Saved entries:
· · ·

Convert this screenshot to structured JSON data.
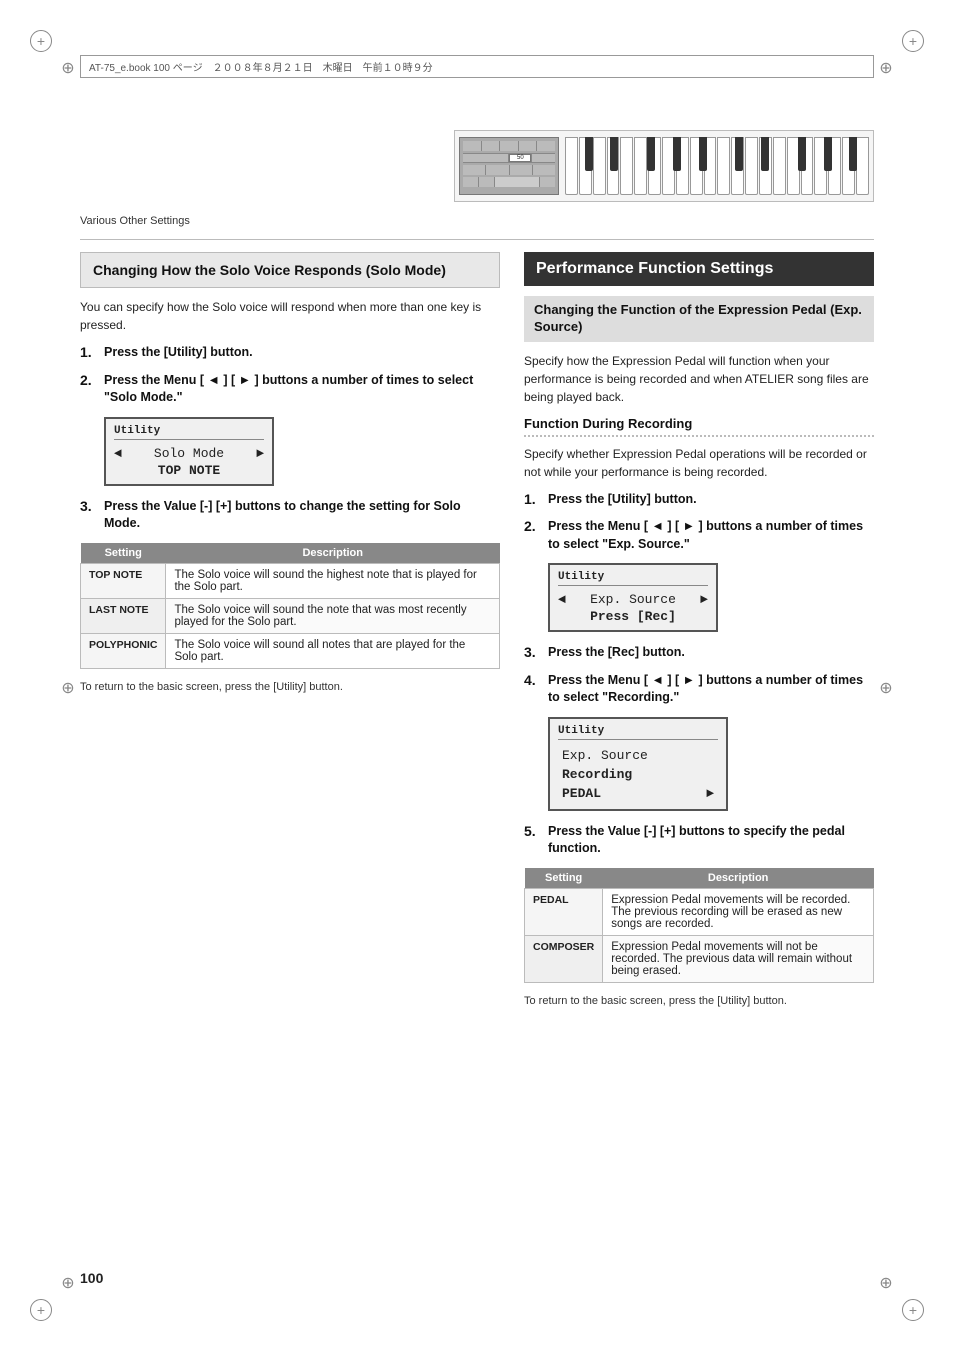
{
  "page": {
    "number": "100",
    "header_text": "AT-75_e.book  100 ページ　２００８年８月２１日　木曜日　午前１０時９分"
  },
  "section_label": "Various Other Settings",
  "left": {
    "section_title": "Changing How the Solo Voice Responds (Solo Mode)",
    "intro": "You can specify how the Solo voice will respond when more than one key is pressed.",
    "steps": [
      {
        "num": "1.",
        "text": "Press the [Utility] button."
      },
      {
        "num": "2.",
        "text": "Press the Menu [ ◄ ] [ ► ] buttons a number of times to select \"Solo Mode.\""
      },
      {
        "num": "3.",
        "text": "Press the Value [-] [+] buttons to change the setting for Solo Mode."
      }
    ],
    "utility_box_1": {
      "title": "Utility",
      "row_left": "◄",
      "row_center": "Solo Mode",
      "row_right": "►",
      "sub": "TOP NOTE"
    },
    "table": {
      "headers": [
        "Setting",
        "Description"
      ],
      "rows": [
        {
          "setting": "TOP NOTE",
          "description": "The Solo voice will sound the highest note that is played for the Solo part."
        },
        {
          "setting": "LAST NOTE",
          "description": "The Solo voice will sound the note that was most recently played for the Solo part."
        },
        {
          "setting": "POLYPHONIC",
          "description": "The Solo voice will sound all notes that are played for the Solo part."
        }
      ]
    },
    "note": "To return to the basic screen, press the [Utility] button."
  },
  "right": {
    "section_title": "Performance Function Settings",
    "subsection_title": "Changing the Function of the Expression Pedal (Exp. Source)",
    "intro": "Specify how the Expression Pedal will function when your performance is being recorded and when ATELIER song files are being played back.",
    "func_heading": "Function During Recording",
    "func_intro": "Specify whether Expression Pedal operations will be recorded or not while your performance is being recorded.",
    "steps": [
      {
        "num": "1.",
        "text": "Press the [Utility] button."
      },
      {
        "num": "2.",
        "text": "Press the Menu [ ◄ ] [ ► ] buttons a number of times to select \"Exp. Source.\""
      },
      {
        "num": "3.",
        "text": "Press the [Rec] button."
      },
      {
        "num": "4.",
        "text": "Press the Menu [ ◄ ] [ ► ] buttons a number of times to select \"Recording.\""
      },
      {
        "num": "5.",
        "text": "Press the Value [-] [+] buttons to specify the pedal function."
      }
    ],
    "utility_box_2": {
      "title": "Utility",
      "row_left": "◄",
      "row_center": "Exp. Source",
      "row_right": "►",
      "sub": "Press [Rec]"
    },
    "utility_box_3": {
      "title": "Utility",
      "line1": "Exp. Source",
      "line2": "Recording",
      "line3": "PEDAL",
      "arrow": "►"
    },
    "table": {
      "headers": [
        "Setting",
        "Description"
      ],
      "rows": [
        {
          "setting": "PEDAL",
          "description": "Expression Pedal movements will be recorded. The previous recording will be erased as new songs are recorded."
        },
        {
          "setting": "COMPOSER",
          "description": "Expression Pedal movements will not be recorded. The previous data will remain without being erased."
        }
      ]
    },
    "note": "To return to the basic screen, press the [Utility] button."
  }
}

· · ·

### Challenge
In the entries above, find every line with the word "movements" and list it.

### Result for this exercise
          "description": "Expression Pedal movements will be recorded. The previous recording will be erased as new songs are recorded."
          "description": "Expression Pedal movements will not be recorded. The previous data will remain without being erased."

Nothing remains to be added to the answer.